**Given task:** Return the full listing exactly as it is written.

+++ Record list +++

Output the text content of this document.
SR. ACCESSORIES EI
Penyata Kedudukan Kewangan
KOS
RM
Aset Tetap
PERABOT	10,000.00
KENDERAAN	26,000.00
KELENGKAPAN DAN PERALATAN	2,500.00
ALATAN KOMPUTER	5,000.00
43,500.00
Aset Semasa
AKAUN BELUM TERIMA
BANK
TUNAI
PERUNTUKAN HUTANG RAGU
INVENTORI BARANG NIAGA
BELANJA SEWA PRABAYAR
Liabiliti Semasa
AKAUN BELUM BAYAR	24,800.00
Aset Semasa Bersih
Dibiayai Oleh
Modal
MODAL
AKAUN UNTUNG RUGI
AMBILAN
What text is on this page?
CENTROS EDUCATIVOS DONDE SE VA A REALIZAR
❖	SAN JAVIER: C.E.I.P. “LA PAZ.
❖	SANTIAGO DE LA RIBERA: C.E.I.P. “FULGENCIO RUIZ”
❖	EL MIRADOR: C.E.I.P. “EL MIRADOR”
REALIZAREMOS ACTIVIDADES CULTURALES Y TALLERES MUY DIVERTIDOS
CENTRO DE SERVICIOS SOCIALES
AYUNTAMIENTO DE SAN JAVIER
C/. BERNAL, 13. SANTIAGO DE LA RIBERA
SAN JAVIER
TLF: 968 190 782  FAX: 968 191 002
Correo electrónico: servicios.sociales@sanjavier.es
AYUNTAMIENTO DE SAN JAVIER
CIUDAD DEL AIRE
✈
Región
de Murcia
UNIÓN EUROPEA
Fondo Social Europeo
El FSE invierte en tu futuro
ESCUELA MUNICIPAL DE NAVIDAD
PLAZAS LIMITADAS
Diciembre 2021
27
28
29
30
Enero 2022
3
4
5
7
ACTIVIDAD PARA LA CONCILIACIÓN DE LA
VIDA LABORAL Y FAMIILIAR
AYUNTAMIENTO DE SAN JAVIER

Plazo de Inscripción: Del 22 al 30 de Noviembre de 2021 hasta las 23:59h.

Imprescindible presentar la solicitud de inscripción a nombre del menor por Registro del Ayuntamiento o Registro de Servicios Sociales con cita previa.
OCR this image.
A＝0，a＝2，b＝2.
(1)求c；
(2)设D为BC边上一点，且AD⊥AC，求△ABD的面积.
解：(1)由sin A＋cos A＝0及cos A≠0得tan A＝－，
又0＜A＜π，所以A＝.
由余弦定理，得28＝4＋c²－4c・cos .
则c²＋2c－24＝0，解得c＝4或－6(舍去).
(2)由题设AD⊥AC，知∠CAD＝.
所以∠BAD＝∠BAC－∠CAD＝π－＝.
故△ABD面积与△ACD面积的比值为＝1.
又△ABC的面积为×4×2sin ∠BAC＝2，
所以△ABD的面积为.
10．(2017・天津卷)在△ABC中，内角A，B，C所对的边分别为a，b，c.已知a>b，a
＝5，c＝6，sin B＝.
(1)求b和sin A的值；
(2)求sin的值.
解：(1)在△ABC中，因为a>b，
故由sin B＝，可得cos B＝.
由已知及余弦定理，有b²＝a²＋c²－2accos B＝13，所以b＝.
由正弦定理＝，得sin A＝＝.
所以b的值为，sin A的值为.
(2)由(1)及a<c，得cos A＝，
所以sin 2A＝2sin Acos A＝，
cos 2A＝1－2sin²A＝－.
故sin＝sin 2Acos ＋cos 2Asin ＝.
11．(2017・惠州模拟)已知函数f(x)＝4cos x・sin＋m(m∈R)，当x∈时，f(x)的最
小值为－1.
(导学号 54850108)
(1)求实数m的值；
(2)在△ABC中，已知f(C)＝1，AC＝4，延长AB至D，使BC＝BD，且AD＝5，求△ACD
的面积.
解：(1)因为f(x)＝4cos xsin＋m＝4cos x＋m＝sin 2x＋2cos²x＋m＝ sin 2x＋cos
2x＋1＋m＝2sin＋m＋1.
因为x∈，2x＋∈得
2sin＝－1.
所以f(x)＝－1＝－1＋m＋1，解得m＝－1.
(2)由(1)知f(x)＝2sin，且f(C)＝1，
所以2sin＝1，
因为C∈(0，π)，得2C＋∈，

+++

**The answer:**
Output the text content of this document.
SR. ACCESSORIES EI
Penyata Kedudukan Kewangan
KOS
RM
Aset Tetap
PERABOT	10,000.00
KENDERAAN	26,000.00
KELENGKAPAN DAN PERALATAN	2,500.00
ALATAN KOMPUTER	5,000.00
43,500.00
Aset Semasa
AKAUN BELUM TERIMA
BANK
TUNAI
PERUNTUKAN HUTANG RAGU
INVENTORI BARANG NIAGA
BELANJA SEWA PRABAYAR
Liabiliti Semasa
AKAUN BELUM BAYAR	24,800.00
Aset Semasa Bersih
Dibiayai Oleh
Modal
MODAL
AKAUN UNTUNG RUGI
AMBILAN
What text is on this page?
CENTROS EDUCATIVOS DONDE SE VA A REALIZAR
❖	SAN JAVIER: C.E.I.P. “LA PAZ.
❖	SANTIAGO DE LA RIBERA: C.E.I.P. “FULGENCIO RUIZ”
❖	EL MIRADOR: C.E.I.P. “EL MIRADOR”
REALIZAREMOS ACTIVIDADES CULTURALES Y TALLERES MUY DIVERTIDOS
CENTRO DE SERVICIOS SOCIALES
AYUNTAMIENTO DE SAN JAVIER
C/. BERNAL, 13. SANTIAGO DE LA RIBERA
SAN JAVIER
TLF: 968 190 782  FAX: 968 191 002
Correo electrónico: servicios.sociales@sanjavier.es
AYUNTAMIENTO DE SAN JAVIER
CIUDAD DEL AIRE
✈
Región
de Murcia
UNIÓN EUROPEA
Fondo Social Europeo
El FSE invierte en tu futuro
ESCUELA MUNICIPAL DE NAVIDAD
PLAZAS LIMITADAS
Diciembre 2021
27
28
29
30
Enero 2022
3
4
5
7
ACTIVIDAD PARA LA CONCILIACIÓN DE LA
VIDA LABORAL Y FAMIILIAR
AYUNTAMIENTO DE SAN JAVIER

Plazo de Inscripción: Del 22 al 30 de Noviembre de 2021 hasta las 23:59h.

Imprescindible presentar la solicitud de inscripción a nombre del menor por Registro del Ayuntamiento o Registro de Servicios Sociales con cita previa.
OCR this image.
A＝0，a＝2，b＝2.
(1)求c；
(2)设D为BC边上一点，且AD⊥AC，求△ABD的面积.
解：(1)由sin A＋cos A＝0及cos A≠0得tan A＝－，
又0＜A＜π，所以A＝.
由余弦定理，得28＝4＋c²－4c・cos .
则c²＋2c－24＝0，解得c＝4或－6(舍去).
(2)由题设AD⊥AC，知∠CAD＝.
所以∠BAD＝∠BAC－∠CAD＝π－＝.
故△ABD面积与△ACD面积的比值为＝1.
又△ABC的面积为×4×2sin ∠BAC＝2，
所以△ABD的面积为.
10．(2017・天津卷)在△ABC中，内角A，B，C所对的边分别为a，b，c.已知a>b，a
＝5，c＝6，sin B＝.
(1)求b和sin A的值；
(2)求sin的值.
解：(1)在△ABC中，因为a>b，
故由sin B＝，可得cos B＝.
由已知及余弦定理，有b²＝a²＋c²－2accos B＝13，所以b＝.
由正弦定理＝，得sin A＝＝.
所以b的值为，sin A的值为.
(2)由(1)及a<c，得cos A＝，
所以sin 2A＝2sin Acos A＝，
cos 2A＝1－2sin²A＝－.
故sin＝sin 2Acos ＋cos 2Asin ＝.
11．(2017・惠州模拟)已知函数f(x)＝4cos x・sin＋m(m∈R)，当x∈时，f(x)的最
小值为－1.
(导学号 54850108)
(1)求实数m的值；
(2)在△ABC中，已知f(C)＝1，AC＝4，延长AB至D，使BC＝BD，且AD＝5，求△ACD
的面积.
解：(1)因为f(x)＝4cos xsin＋m＝4cos x＋m＝sin 2x＋2cos²x＋m＝ sin 2x＋cos
2x＋1＋m＝2sin＋m＋1.
因为x∈，2x＋∈得
2sin＝－1.
所以f(x)＝－1＝－1＋m＋1，解得m＝－1.
(2)由(1)知f(x)＝2sin，且f(C)＝1，
所以2sin＝1，
因为C∈(0，π)，得2C＋∈，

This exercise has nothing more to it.